Excerpts from a figure dataset

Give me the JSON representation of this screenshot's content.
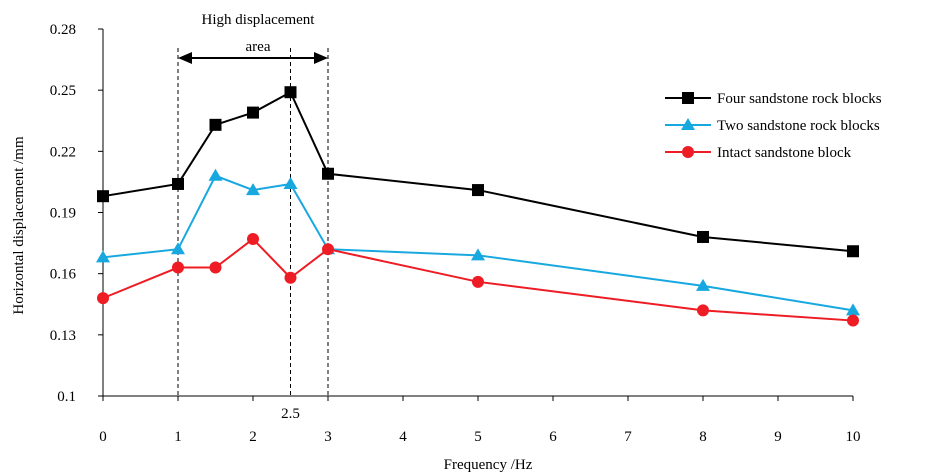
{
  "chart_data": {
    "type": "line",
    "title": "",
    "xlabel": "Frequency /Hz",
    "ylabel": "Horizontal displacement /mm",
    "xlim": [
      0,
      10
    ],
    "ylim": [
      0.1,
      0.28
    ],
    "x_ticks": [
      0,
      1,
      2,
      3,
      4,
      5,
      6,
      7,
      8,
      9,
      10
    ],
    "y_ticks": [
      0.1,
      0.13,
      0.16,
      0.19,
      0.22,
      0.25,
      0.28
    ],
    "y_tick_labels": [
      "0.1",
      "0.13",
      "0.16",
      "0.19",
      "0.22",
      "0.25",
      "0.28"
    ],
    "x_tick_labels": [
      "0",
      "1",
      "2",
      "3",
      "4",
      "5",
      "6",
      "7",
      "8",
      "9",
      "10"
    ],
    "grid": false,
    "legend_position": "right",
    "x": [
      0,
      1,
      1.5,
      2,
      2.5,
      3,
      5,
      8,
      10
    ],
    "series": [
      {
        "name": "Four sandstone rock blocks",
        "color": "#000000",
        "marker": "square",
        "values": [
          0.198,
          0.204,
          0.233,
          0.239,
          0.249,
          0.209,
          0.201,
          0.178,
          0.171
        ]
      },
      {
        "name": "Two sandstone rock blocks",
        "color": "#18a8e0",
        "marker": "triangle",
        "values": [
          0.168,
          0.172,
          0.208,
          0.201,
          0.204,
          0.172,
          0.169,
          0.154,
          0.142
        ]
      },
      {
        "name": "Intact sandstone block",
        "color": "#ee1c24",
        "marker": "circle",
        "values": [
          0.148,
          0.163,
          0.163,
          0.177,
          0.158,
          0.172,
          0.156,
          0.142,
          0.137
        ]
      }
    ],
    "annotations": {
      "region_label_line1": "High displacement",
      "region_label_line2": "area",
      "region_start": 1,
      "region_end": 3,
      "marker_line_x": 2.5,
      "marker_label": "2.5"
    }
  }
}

■ Task objective
Each entry gets copied exactly; the pictures stay out.

■ Right answer
Give me the JSON representation of this screenshot's content.
{
  "chart_data": {
    "type": "line",
    "title": "",
    "xlabel": "Frequency /Hz",
    "ylabel": "Horizontal displacement /mm",
    "xlim": [
      0,
      10
    ],
    "ylim": [
      0.1,
      0.28
    ],
    "x_ticks": [
      0,
      1,
      2,
      3,
      4,
      5,
      6,
      7,
      8,
      9,
      10
    ],
    "y_ticks": [
      0.1,
      0.13,
      0.16,
      0.19,
      0.22,
      0.25,
      0.28
    ],
    "y_tick_labels": [
      "0.1",
      "0.13",
      "0.16",
      "0.19",
      "0.22",
      "0.25",
      "0.28"
    ],
    "x_tick_labels": [
      "0",
      "1",
      "2",
      "3",
      "4",
      "5",
      "6",
      "7",
      "8",
      "9",
      "10"
    ],
    "grid": false,
    "legend_position": "right",
    "x": [
      0,
      1,
      1.5,
      2,
      2.5,
      3,
      5,
      8,
      10
    ],
    "series": [
      {
        "name": "Four sandstone rock blocks",
        "color": "#000000",
        "marker": "square",
        "values": [
          0.198,
          0.204,
          0.233,
          0.239,
          0.249,
          0.209,
          0.201,
          0.178,
          0.171
        ]
      },
      {
        "name": "Two sandstone rock blocks",
        "color": "#18a8e0",
        "marker": "triangle",
        "values": [
          0.168,
          0.172,
          0.208,
          0.201,
          0.204,
          0.172,
          0.169,
          0.154,
          0.142
        ]
      },
      {
        "name": "Intact sandstone block",
        "color": "#ee1c24",
        "marker": "circle",
        "values": [
          0.148,
          0.163,
          0.163,
          0.177,
          0.158,
          0.172,
          0.156,
          0.142,
          0.137
        ]
      }
    ],
    "annotations": {
      "region_label_line1": "High displacement",
      "region_label_line2": "area",
      "region_start": 1,
      "region_end": 3,
      "marker_line_x": 2.5,
      "marker_label": "2.5"
    }
  }
}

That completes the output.